■ Task to complete ■
Extract, from the records beneath this instruction, each line that contains the word "JSON".

■ Information provided ■

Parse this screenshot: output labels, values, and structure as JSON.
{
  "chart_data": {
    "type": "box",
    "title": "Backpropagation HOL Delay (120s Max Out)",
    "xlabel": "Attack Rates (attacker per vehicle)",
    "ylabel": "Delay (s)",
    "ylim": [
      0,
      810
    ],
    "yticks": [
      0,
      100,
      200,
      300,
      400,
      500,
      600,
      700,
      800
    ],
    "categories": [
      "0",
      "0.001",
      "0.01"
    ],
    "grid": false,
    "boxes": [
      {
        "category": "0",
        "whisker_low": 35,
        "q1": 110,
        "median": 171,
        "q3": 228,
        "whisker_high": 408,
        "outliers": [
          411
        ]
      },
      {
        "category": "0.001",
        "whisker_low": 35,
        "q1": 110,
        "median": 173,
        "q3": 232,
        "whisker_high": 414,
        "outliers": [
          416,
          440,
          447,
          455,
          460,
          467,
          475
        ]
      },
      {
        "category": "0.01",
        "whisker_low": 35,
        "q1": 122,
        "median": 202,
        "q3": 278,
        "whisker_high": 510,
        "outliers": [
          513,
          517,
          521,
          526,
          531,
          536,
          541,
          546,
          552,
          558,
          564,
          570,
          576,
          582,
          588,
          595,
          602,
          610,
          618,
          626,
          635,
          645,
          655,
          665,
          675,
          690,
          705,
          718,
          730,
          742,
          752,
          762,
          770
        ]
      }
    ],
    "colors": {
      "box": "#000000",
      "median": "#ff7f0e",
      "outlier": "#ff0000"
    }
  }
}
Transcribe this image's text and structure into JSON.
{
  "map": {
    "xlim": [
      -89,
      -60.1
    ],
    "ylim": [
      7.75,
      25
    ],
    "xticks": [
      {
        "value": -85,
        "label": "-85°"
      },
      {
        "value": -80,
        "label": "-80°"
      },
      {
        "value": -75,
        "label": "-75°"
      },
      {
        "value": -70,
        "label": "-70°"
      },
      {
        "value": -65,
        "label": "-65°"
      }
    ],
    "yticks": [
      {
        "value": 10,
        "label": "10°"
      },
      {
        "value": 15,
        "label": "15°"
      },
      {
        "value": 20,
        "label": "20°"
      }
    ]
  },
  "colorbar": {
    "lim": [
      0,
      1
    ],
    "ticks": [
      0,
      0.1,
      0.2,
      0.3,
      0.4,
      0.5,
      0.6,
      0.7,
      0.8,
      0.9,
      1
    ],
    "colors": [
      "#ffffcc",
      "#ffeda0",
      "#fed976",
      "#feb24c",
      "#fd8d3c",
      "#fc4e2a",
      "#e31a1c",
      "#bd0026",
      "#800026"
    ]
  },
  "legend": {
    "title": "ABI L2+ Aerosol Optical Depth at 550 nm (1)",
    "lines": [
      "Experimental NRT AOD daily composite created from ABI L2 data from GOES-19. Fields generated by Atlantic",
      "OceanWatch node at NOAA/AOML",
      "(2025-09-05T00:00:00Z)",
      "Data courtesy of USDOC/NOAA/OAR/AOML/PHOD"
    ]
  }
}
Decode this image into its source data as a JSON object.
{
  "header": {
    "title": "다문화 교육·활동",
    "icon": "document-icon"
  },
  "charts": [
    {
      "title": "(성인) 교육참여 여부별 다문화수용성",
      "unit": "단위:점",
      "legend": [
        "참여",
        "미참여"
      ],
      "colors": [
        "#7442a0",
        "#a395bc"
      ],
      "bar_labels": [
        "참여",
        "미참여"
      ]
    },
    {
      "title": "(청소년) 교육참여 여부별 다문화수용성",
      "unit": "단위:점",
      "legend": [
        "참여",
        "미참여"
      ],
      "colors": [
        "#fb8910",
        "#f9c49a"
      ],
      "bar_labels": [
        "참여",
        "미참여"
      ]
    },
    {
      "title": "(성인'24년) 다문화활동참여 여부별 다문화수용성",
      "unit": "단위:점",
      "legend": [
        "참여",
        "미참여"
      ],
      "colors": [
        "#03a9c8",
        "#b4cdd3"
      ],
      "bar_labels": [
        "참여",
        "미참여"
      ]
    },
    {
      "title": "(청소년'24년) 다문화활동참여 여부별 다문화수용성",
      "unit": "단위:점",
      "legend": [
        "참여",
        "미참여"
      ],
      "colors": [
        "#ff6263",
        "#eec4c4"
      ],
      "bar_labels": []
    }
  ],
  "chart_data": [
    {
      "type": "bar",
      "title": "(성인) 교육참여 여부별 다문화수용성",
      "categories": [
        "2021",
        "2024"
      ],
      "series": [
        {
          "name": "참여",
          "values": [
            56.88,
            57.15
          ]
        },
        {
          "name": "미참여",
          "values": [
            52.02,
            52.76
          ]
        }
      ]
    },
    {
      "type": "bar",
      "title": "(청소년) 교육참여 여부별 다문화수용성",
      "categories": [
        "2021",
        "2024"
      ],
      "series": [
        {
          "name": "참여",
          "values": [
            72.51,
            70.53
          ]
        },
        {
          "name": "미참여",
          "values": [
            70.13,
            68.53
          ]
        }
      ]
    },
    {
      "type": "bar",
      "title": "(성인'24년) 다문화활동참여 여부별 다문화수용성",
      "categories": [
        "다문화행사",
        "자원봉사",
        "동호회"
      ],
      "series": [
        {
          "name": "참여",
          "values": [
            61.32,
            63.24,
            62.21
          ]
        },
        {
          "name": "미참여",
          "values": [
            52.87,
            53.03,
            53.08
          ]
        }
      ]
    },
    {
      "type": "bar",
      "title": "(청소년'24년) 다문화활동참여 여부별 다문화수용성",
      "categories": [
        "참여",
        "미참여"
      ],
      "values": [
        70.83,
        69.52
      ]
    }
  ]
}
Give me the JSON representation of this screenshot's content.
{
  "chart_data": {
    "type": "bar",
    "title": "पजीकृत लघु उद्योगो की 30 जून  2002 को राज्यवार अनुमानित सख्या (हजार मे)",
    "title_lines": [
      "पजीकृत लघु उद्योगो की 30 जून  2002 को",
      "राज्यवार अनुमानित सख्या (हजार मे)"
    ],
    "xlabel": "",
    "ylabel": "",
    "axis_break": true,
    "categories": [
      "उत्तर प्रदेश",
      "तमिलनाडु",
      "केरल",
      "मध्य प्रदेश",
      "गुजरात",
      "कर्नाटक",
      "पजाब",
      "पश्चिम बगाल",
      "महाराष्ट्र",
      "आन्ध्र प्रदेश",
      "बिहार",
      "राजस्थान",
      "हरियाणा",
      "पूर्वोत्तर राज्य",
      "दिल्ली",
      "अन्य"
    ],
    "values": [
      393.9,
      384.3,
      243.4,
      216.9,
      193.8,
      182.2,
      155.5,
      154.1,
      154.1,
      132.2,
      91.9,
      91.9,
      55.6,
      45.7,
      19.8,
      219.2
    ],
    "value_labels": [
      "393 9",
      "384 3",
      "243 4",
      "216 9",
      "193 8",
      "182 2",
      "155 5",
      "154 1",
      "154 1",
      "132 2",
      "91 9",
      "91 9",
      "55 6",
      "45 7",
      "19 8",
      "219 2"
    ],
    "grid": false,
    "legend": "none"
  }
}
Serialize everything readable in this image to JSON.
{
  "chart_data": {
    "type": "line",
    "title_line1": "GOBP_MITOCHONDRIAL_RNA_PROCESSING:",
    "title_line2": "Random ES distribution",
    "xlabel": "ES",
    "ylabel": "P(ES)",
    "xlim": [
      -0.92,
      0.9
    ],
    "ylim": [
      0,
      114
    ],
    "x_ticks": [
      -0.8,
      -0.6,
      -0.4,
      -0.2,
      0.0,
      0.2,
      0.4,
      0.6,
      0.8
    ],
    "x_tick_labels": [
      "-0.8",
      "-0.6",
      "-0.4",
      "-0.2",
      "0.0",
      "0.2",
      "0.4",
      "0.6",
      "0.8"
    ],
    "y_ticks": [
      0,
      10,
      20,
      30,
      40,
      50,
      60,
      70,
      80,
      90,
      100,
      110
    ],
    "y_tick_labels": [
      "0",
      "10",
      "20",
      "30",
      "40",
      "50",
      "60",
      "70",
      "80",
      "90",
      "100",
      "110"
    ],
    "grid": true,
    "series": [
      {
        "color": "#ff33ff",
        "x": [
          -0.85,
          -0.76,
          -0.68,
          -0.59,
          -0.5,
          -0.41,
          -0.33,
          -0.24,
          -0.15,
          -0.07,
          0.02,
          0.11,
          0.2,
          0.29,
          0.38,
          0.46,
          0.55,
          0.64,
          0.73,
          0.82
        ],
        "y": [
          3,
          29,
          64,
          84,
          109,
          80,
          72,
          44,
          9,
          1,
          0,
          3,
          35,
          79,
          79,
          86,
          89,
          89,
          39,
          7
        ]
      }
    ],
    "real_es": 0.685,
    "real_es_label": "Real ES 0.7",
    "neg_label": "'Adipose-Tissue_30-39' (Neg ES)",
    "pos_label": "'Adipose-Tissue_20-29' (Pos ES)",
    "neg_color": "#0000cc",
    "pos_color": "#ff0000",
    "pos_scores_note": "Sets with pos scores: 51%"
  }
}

■ Answer for the task ■
Parse this screenshot: output labels, values, and structure as JSON.
Transcribe this image's text and structure into JSON.
Decode this image into its source data as a JSON object.
Give me the JSON representation of this screenshot's content.
Serialize everything readable in this image to JSON.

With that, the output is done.